Your task ▸
Replace every "section-description" in the listing below with "section-summary", leaving everything else unchanged.
Begin Records provided
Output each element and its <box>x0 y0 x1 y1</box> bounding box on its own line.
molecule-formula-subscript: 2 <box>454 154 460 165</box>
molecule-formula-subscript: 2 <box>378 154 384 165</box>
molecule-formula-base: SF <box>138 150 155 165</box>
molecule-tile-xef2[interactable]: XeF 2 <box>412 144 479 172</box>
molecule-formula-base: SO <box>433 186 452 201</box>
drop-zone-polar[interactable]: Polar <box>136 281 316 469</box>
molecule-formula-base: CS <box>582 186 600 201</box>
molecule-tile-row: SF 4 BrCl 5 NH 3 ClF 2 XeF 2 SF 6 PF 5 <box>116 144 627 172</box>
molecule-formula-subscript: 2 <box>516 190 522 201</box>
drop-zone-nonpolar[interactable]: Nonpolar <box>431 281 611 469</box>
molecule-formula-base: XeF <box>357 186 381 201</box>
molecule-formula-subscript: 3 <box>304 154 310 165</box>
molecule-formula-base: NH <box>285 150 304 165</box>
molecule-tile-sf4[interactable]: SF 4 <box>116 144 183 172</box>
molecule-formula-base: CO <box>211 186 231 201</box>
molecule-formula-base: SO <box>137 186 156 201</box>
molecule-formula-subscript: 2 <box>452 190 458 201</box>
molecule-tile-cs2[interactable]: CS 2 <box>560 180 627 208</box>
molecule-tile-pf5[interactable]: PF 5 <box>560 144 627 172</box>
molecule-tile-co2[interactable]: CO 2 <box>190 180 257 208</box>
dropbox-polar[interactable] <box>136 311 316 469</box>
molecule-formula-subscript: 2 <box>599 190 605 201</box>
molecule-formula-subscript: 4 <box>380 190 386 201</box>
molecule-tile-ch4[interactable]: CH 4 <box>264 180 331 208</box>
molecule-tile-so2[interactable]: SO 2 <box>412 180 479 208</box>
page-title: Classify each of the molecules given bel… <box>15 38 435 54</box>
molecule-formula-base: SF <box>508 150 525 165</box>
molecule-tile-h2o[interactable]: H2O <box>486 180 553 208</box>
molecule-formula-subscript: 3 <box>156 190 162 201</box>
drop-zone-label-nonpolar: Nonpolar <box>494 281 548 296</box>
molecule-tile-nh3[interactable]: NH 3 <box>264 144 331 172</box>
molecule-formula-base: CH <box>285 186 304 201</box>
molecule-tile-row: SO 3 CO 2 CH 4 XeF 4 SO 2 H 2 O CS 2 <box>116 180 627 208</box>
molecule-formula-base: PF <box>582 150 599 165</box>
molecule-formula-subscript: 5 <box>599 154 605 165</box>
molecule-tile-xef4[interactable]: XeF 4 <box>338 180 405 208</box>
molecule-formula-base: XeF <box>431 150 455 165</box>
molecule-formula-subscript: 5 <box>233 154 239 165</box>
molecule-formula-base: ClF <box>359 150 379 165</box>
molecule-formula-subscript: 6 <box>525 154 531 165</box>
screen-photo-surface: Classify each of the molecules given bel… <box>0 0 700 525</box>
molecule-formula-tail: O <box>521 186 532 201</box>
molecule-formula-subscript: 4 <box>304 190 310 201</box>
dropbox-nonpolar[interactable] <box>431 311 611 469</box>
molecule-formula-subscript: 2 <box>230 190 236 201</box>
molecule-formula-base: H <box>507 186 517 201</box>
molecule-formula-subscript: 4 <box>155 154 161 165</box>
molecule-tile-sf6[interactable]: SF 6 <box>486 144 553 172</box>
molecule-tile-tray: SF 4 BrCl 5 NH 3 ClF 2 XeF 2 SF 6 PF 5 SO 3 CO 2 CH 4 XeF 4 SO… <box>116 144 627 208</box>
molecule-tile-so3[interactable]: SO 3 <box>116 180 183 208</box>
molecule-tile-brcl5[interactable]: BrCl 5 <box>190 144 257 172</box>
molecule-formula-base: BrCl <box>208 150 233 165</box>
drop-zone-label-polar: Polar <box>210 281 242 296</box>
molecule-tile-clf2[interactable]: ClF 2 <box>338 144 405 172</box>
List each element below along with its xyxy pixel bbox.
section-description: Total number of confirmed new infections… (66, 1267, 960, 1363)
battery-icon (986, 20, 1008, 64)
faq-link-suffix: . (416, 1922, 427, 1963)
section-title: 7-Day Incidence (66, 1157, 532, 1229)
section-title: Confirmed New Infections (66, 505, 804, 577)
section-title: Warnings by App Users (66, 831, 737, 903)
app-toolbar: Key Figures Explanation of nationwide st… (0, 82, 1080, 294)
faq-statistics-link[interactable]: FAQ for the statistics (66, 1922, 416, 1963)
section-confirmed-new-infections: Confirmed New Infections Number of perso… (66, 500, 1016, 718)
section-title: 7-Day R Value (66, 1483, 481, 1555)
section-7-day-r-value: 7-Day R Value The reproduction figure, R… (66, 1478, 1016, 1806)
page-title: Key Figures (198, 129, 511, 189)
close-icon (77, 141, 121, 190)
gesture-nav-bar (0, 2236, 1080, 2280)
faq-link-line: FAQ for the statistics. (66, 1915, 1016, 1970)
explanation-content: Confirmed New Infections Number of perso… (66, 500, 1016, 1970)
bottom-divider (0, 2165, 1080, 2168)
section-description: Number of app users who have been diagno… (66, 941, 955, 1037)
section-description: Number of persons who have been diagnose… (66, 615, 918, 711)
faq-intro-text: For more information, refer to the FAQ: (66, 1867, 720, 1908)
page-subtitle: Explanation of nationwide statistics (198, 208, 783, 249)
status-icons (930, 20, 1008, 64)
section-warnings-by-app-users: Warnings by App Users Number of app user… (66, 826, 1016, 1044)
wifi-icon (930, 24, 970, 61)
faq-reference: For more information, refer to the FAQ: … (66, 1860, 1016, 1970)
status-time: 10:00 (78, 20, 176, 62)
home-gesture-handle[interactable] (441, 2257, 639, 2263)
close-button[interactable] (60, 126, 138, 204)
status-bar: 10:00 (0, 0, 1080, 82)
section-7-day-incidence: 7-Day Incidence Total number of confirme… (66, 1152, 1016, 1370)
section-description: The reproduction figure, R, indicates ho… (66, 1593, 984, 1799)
End Records provided
Correct response ▸
Output each element and its <box>x0 y0 x1 y1</box> bounding box on its own line.
molecule-formula-subscript: 2 <box>454 154 460 165</box>
molecule-formula-subscript: 2 <box>378 154 384 165</box>
molecule-formula-base: SF <box>138 150 155 165</box>
molecule-tile-xef2[interactable]: XeF 2 <box>412 144 479 172</box>
molecule-formula-base: SO <box>433 186 452 201</box>
drop-zone-polar[interactable]: Polar <box>136 281 316 469</box>
molecule-formula-base: CS <box>582 186 600 201</box>
molecule-tile-row: SF 4 BrCl 5 NH 3 ClF 2 XeF 2 SF 6 PF 5 <box>116 144 627 172</box>
molecule-formula-subscript: 2 <box>516 190 522 201</box>
drop-zone-nonpolar[interactable]: Nonpolar <box>431 281 611 469</box>
molecule-formula-base: XeF <box>357 186 381 201</box>
molecule-formula-subscript: 3 <box>304 154 310 165</box>
molecule-formula-base: NH <box>285 150 304 165</box>
molecule-tile-sf4[interactable]: SF 4 <box>116 144 183 172</box>
molecule-formula-base: CO <box>211 186 231 201</box>
molecule-formula-base: SO <box>137 186 156 201</box>
molecule-formula-subscript: 2 <box>452 190 458 201</box>
molecule-tile-cs2[interactable]: CS 2 <box>560 180 627 208</box>
molecule-tile-pf5[interactable]: PF 5 <box>560 144 627 172</box>
molecule-tile-co2[interactable]: CO 2 <box>190 180 257 208</box>
dropbox-polar[interactable] <box>136 311 316 469</box>
molecule-formula-subscript: 2 <box>599 190 605 201</box>
molecule-formula-subscript: 4 <box>380 190 386 201</box>
molecule-tile-ch4[interactable]: CH 4 <box>264 180 331 208</box>
molecule-tile-so2[interactable]: SO 2 <box>412 180 479 208</box>
page-title: Classify each of the molecules given bel… <box>15 38 435 54</box>
molecule-formula-base: SF <box>508 150 525 165</box>
molecule-tile-h2o[interactable]: H2O <box>486 180 553 208</box>
molecule-formula-subscript: 3 <box>156 190 162 201</box>
drop-zone-label-nonpolar: Nonpolar <box>494 281 548 296</box>
molecule-tile-nh3[interactable]: NH 3 <box>264 144 331 172</box>
molecule-formula-base: CH <box>285 186 304 201</box>
molecule-tile-row: SO 3 CO 2 CH 4 XeF 4 SO 2 H 2 O CS 2 <box>116 180 627 208</box>
molecule-formula-base: PF <box>582 150 599 165</box>
molecule-formula-subscript: 5 <box>599 154 605 165</box>
molecule-tile-xef4[interactable]: XeF 4 <box>338 180 405 208</box>
molecule-formula-base: XeF <box>431 150 455 165</box>
molecule-formula-subscript: 5 <box>233 154 239 165</box>
molecule-formula-base: ClF <box>359 150 379 165</box>
molecule-formula-subscript: 6 <box>525 154 531 165</box>
screen-photo-surface: Classify each of the molecules given bel… <box>0 0 700 525</box>
molecule-formula-tail: O <box>521 186 532 201</box>
molecule-formula-subscript: 4 <box>304 190 310 201</box>
dropbox-nonpolar[interactable] <box>431 311 611 469</box>
molecule-formula-subscript: 2 <box>230 190 236 201</box>
molecule-formula-base: H <box>507 186 517 201</box>
molecule-formula-subscript: 4 <box>155 154 161 165</box>
molecule-tile-sf6[interactable]: SF 6 <box>486 144 553 172</box>
molecule-tile-tray: SF 4 BrCl 5 NH 3 ClF 2 XeF 2 SF 6 PF 5 SO 3 CO 2 CH 4 XeF 4 SO… <box>116 144 627 208</box>
molecule-tile-so3[interactable]: SO 3 <box>116 180 183 208</box>
molecule-tile-brcl5[interactable]: BrCl 5 <box>190 144 257 172</box>
molecule-formula-base: BrCl <box>208 150 233 165</box>
drop-zone-label-polar: Polar <box>210 281 242 296</box>
molecule-tile-clf2[interactable]: ClF 2 <box>338 144 405 172</box>
List each element below along with its xyxy pixel bbox.
section-summary: Total number of confirmed new infections… (66, 1267, 960, 1363)
battery-icon (986, 20, 1008, 64)
faq-link-suffix: . (416, 1922, 427, 1963)
section-title: 7-Day Incidence (66, 1157, 532, 1229)
section-title: Confirmed New Infections (66, 505, 804, 577)
section-title: Warnings by App Users (66, 831, 737, 903)
app-toolbar: Key Figures Explanation of nationwide st… (0, 82, 1080, 294)
faq-statistics-link[interactable]: FAQ for the statistics (66, 1922, 416, 1963)
section-confirmed-new-infections: Confirmed New Infections Number of perso… (66, 500, 1016, 718)
section-title: 7-Day R Value (66, 1483, 481, 1555)
section-7-day-r-value: 7-Day R Value The reproduction figure, R… (66, 1478, 1016, 1806)
page-title: Key Figures (198, 129, 511, 189)
close-icon (77, 141, 121, 190)
gesture-nav-bar (0, 2236, 1080, 2280)
faq-link-line: FAQ for the statistics. (66, 1915, 1016, 1970)
explanation-content: Confirmed New Infections Number of perso… (66, 500, 1016, 1970)
bottom-divider (0, 2165, 1080, 2168)
section-summary: Number of app users who have been diagno… (66, 941, 955, 1037)
section-summary: Number of persons who have been diagnose… (66, 615, 918, 711)
faq-intro-text: For more information, refer to the FAQ: (66, 1867, 720, 1908)
page-subtitle: Explanation of nationwide statistics (198, 208, 783, 249)
status-icons (930, 20, 1008, 64)
section-warnings-by-app-users: Warnings by App Users Number of app user… (66, 826, 1016, 1044)
wifi-icon (930, 24, 970, 61)
faq-reference: For more information, refer to the FAQ: … (66, 1860, 1016, 1970)
status-time: 10:00 (78, 20, 176, 62)
home-gesture-handle[interactable] (441, 2257, 639, 2263)
close-button[interactable] (60, 126, 138, 204)
status-bar: 10:00 (0, 0, 1080, 82)
section-7-day-incidence: 7-Day Incidence Total number of confirme… (66, 1152, 1016, 1370)
section-summary: The reproduction figure, R, indicates ho… (66, 1593, 984, 1799)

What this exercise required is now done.